Reply with only the number of lines that contain the string "title".
* * *
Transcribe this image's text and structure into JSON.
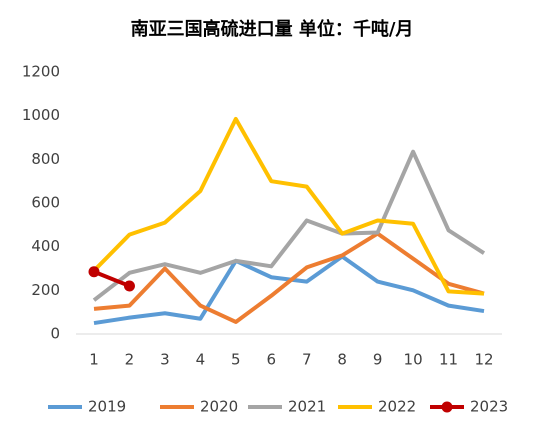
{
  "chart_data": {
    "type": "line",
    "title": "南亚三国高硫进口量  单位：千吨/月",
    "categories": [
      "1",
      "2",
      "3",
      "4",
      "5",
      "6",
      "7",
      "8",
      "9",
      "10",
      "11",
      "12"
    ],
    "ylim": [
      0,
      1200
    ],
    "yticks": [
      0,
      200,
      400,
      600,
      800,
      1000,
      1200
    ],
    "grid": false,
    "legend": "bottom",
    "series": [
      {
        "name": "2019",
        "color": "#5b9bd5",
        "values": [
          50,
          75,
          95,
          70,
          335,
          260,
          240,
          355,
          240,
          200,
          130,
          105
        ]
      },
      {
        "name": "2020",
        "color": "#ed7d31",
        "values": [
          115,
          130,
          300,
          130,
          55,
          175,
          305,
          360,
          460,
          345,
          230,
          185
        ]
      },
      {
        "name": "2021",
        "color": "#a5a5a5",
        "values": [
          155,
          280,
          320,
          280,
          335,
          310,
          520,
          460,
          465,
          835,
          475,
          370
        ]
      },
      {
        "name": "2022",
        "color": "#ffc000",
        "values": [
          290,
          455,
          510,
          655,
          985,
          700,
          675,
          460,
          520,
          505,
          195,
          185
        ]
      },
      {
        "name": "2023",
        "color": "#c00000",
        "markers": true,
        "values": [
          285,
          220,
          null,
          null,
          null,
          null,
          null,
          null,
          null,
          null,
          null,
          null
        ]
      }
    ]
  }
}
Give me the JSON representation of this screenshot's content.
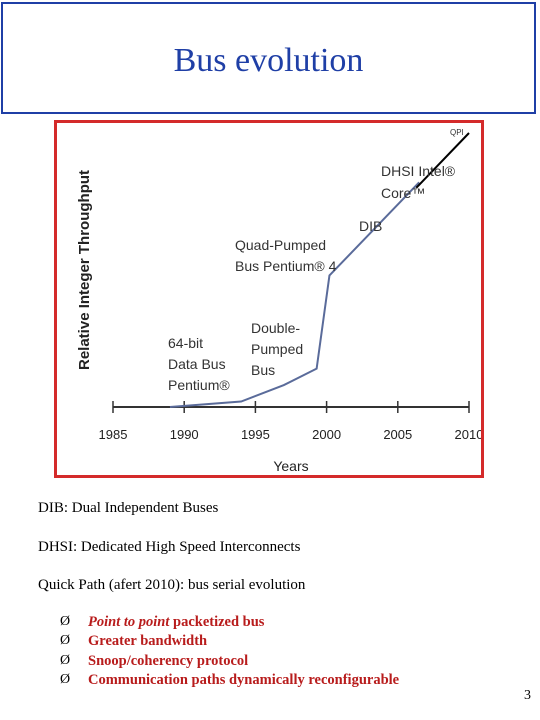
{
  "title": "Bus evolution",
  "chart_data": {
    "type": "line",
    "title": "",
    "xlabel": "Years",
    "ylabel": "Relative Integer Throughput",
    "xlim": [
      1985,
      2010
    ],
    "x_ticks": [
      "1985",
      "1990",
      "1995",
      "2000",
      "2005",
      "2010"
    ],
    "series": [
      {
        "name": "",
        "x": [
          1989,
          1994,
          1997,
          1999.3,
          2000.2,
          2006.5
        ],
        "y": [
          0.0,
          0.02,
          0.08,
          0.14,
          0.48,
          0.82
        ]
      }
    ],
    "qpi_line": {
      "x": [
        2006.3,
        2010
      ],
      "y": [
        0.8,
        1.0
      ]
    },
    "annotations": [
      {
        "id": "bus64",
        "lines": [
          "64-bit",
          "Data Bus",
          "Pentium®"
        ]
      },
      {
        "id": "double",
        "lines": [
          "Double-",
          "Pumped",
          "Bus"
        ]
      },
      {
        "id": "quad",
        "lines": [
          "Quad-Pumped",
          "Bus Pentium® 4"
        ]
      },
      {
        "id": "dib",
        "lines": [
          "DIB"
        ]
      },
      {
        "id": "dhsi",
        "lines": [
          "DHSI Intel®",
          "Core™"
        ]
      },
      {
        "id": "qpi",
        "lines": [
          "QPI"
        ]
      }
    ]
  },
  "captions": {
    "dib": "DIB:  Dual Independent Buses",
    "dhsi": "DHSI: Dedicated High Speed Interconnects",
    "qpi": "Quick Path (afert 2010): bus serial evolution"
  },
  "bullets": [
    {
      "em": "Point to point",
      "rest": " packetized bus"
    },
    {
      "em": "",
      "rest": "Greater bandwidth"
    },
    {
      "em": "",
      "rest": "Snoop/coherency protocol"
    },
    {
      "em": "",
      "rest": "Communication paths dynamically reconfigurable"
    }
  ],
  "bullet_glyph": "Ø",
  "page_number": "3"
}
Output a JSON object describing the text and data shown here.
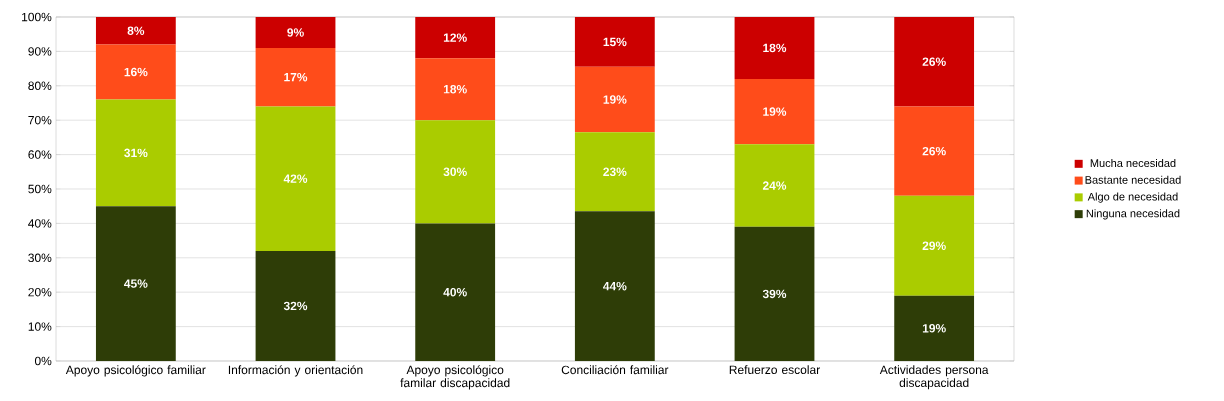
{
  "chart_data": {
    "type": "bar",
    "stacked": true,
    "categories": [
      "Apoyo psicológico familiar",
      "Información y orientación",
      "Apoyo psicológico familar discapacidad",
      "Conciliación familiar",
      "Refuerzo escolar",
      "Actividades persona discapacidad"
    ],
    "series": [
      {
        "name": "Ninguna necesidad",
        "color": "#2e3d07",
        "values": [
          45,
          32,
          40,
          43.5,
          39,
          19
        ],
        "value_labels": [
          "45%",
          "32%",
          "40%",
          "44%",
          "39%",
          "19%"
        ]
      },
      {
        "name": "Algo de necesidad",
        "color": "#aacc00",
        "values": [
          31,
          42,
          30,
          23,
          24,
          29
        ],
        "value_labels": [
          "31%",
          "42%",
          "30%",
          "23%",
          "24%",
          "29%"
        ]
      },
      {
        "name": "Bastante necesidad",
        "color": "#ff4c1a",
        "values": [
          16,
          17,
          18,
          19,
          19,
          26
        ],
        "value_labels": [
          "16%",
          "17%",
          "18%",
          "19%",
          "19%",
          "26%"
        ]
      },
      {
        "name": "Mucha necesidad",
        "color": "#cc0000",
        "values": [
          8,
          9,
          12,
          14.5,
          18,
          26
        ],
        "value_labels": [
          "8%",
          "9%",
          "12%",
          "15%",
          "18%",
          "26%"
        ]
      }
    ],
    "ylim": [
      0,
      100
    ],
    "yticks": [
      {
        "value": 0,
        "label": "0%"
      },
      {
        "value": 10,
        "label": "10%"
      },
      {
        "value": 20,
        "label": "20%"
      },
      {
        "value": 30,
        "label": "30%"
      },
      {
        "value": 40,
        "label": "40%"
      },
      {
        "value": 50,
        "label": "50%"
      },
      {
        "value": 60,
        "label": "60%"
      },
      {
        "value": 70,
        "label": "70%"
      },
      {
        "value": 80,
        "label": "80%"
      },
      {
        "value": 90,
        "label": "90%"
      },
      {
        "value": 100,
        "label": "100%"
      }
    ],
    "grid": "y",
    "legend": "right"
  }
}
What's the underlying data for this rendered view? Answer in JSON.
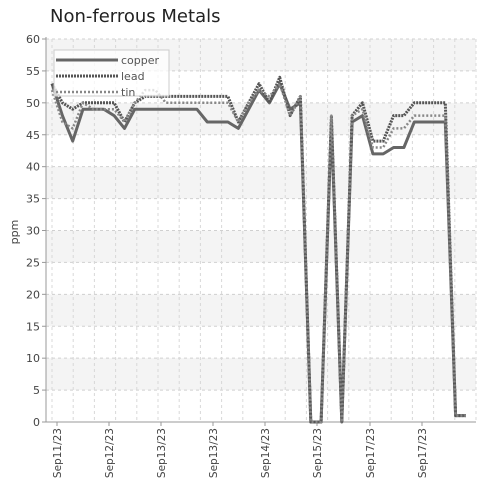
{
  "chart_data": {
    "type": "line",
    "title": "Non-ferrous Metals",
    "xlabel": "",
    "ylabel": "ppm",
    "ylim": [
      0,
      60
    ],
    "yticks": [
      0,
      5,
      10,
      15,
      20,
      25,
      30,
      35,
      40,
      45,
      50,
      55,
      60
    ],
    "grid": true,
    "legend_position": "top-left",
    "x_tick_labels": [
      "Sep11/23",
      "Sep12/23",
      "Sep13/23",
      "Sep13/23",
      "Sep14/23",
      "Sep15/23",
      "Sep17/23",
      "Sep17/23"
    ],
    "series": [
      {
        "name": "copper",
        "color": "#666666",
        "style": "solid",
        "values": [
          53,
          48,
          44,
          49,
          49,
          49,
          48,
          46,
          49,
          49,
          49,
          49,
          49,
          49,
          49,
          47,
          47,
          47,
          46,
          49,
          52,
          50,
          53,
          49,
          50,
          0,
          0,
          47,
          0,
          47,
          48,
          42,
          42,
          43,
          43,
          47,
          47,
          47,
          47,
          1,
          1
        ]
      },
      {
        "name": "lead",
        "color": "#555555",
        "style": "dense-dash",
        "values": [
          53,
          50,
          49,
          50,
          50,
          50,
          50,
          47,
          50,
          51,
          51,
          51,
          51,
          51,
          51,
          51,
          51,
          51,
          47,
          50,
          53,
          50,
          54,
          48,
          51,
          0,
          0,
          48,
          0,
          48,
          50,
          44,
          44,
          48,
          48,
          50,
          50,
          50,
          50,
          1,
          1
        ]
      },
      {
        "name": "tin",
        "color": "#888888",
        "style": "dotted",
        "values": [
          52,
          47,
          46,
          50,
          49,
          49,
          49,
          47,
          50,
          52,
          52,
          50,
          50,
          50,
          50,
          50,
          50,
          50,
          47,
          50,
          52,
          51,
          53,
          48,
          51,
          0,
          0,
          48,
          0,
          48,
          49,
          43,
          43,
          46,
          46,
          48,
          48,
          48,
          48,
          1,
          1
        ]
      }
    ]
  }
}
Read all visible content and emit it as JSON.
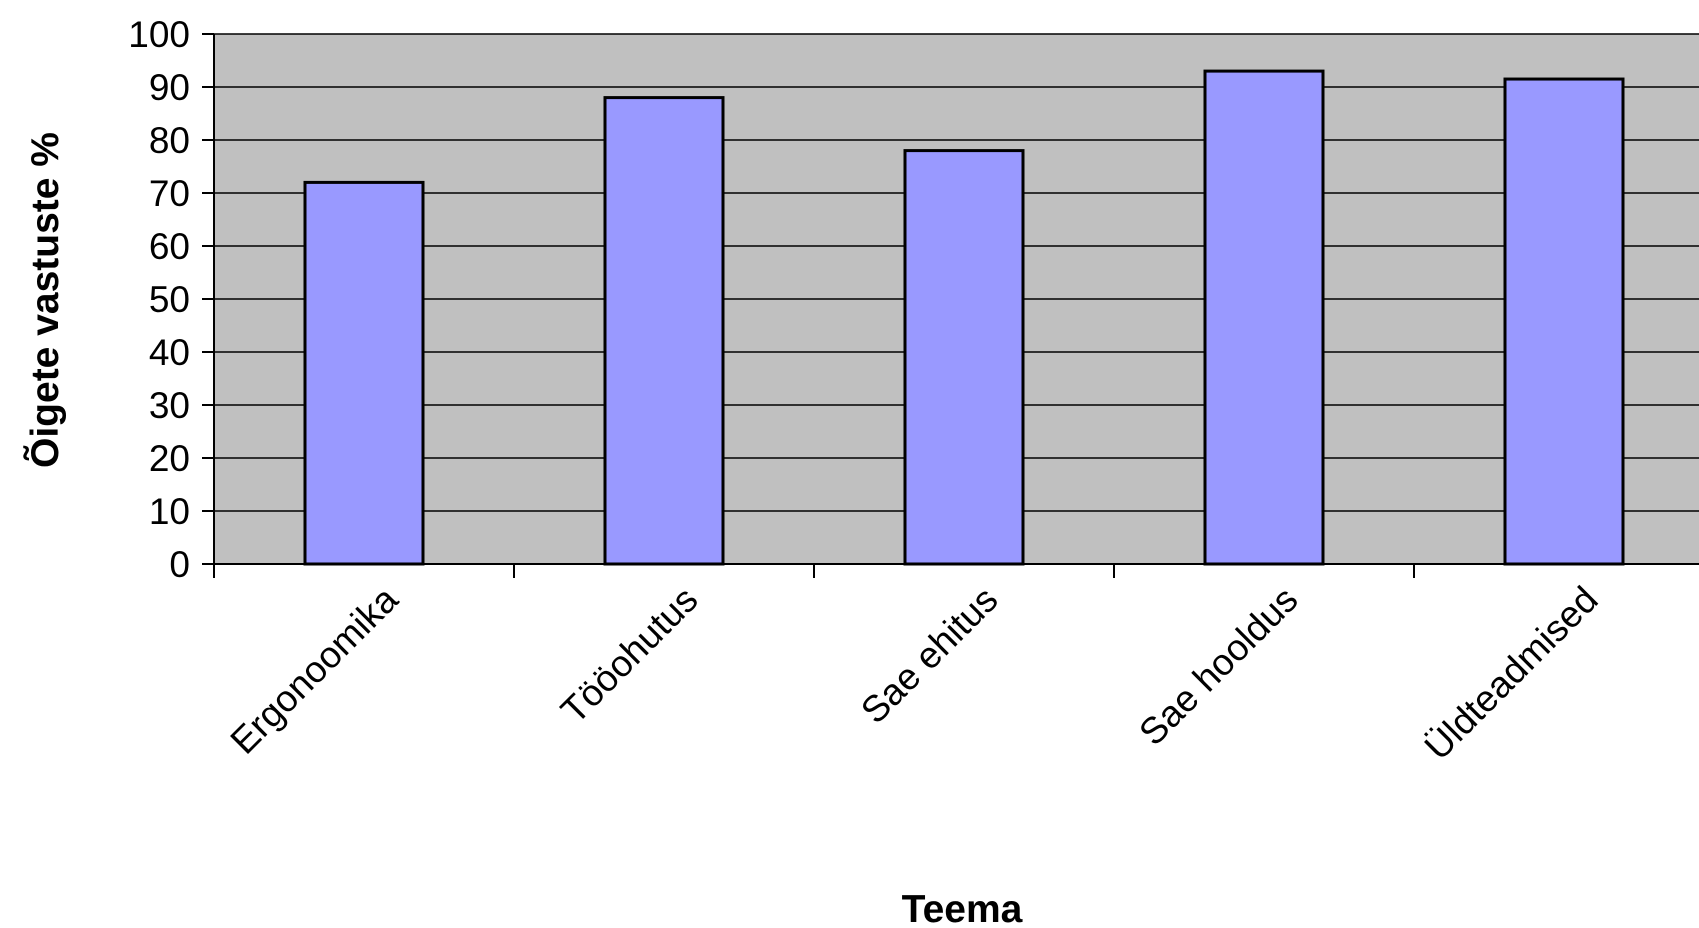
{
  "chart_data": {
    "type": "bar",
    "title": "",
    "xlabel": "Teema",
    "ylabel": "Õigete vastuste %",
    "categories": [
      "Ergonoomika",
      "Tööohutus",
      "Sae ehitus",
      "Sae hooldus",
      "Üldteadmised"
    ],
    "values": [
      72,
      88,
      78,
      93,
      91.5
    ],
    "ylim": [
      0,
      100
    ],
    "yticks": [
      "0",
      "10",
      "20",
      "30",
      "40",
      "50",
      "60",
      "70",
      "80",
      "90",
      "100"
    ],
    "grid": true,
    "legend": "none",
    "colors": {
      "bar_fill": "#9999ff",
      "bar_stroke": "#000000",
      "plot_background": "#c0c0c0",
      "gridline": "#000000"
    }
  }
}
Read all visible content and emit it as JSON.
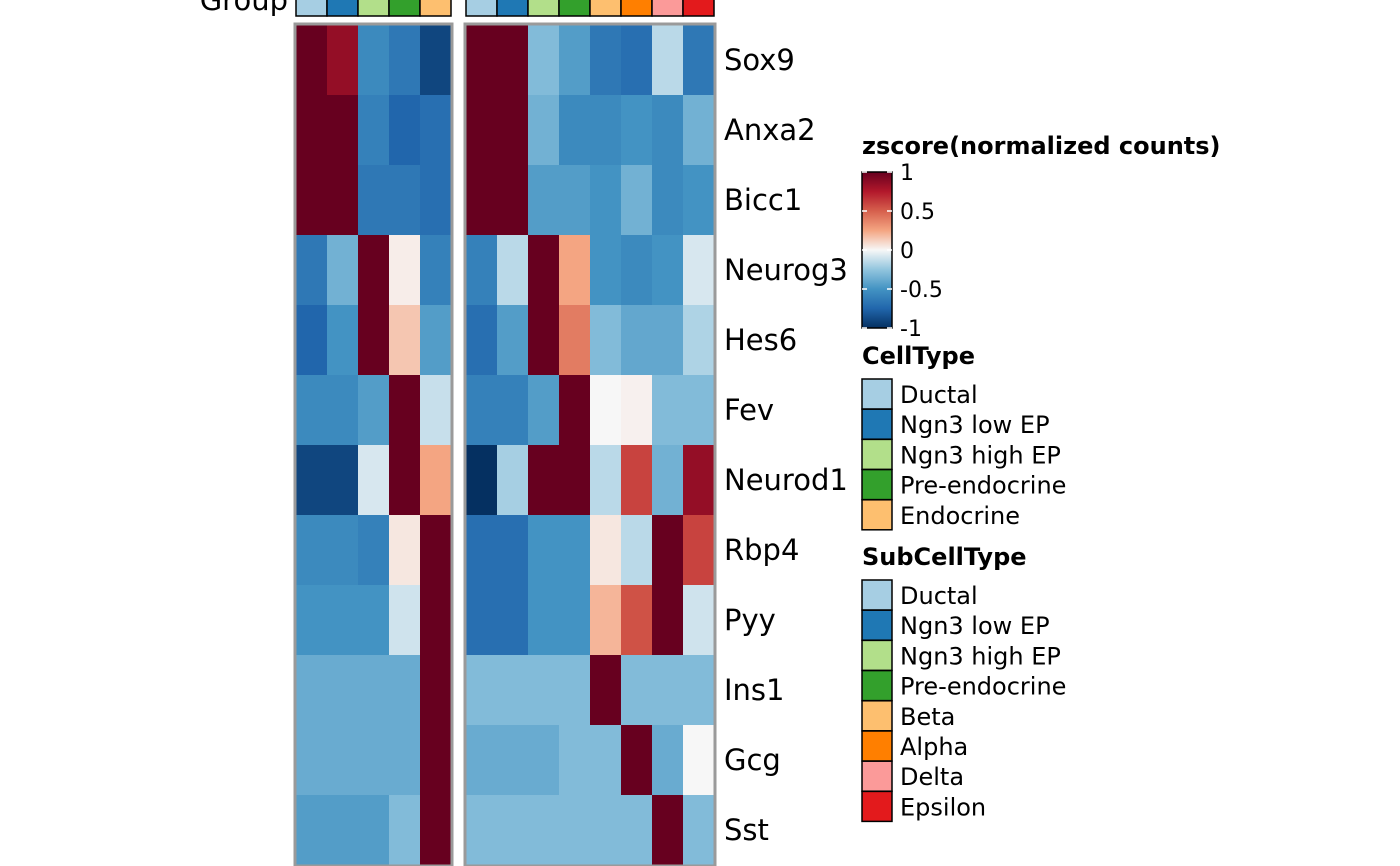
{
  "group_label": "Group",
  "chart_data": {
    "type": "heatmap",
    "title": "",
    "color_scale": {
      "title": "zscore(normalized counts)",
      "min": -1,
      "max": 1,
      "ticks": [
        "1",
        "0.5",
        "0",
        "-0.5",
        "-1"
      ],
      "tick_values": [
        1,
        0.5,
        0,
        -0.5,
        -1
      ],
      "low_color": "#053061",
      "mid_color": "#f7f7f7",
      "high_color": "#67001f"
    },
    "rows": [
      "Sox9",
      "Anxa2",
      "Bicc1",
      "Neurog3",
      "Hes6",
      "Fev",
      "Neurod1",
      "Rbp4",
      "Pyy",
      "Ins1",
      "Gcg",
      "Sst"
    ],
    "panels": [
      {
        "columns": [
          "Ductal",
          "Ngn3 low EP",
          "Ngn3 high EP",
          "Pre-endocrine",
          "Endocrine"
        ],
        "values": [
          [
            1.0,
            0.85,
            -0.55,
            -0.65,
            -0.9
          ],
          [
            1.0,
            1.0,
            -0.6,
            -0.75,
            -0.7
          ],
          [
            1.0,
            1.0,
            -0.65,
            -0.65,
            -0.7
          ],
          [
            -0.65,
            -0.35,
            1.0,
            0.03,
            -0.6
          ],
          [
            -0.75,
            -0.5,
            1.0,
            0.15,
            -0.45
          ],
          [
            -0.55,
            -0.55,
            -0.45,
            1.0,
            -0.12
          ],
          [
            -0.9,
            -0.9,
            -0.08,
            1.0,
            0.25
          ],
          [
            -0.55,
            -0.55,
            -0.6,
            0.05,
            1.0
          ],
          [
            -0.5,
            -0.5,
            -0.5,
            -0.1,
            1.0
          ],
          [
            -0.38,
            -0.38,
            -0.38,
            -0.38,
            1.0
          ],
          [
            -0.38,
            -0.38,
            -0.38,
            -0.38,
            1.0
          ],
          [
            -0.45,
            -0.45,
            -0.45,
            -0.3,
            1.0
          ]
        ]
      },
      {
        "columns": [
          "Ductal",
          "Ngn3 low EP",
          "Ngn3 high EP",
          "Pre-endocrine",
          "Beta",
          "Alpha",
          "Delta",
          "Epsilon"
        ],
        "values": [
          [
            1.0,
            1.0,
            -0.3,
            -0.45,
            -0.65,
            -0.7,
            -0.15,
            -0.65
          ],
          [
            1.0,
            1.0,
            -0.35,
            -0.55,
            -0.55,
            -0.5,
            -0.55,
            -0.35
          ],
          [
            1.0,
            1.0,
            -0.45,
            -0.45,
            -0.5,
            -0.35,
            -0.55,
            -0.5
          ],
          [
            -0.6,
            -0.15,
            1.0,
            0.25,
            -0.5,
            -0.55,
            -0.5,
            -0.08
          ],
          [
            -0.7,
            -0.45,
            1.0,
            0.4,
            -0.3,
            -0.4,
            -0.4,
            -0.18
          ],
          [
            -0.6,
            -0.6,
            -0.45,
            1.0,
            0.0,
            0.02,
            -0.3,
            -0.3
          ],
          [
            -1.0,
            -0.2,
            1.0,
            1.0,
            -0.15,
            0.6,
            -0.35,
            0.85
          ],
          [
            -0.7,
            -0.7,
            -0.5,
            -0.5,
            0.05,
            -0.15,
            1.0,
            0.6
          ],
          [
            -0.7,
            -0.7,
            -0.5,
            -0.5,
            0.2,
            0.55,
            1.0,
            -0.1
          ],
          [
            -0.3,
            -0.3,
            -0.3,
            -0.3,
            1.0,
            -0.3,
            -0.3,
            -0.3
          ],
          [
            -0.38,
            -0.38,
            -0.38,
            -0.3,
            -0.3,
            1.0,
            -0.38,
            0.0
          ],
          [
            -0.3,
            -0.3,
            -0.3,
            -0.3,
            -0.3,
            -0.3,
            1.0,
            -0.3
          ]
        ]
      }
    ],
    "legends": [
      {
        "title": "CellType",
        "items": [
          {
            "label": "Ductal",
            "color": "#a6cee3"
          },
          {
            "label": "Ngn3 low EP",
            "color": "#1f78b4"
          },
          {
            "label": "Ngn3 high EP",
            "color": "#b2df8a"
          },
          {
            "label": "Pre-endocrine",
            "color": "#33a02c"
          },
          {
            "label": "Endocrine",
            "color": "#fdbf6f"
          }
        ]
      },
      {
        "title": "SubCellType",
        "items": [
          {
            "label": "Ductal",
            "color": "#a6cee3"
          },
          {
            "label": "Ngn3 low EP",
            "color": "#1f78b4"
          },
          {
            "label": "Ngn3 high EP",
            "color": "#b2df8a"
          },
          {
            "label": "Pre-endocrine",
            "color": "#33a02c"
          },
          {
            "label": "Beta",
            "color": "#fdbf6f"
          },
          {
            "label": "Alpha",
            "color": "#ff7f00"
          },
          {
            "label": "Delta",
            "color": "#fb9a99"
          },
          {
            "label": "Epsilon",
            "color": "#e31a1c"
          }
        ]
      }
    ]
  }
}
* * *
**The response:** 9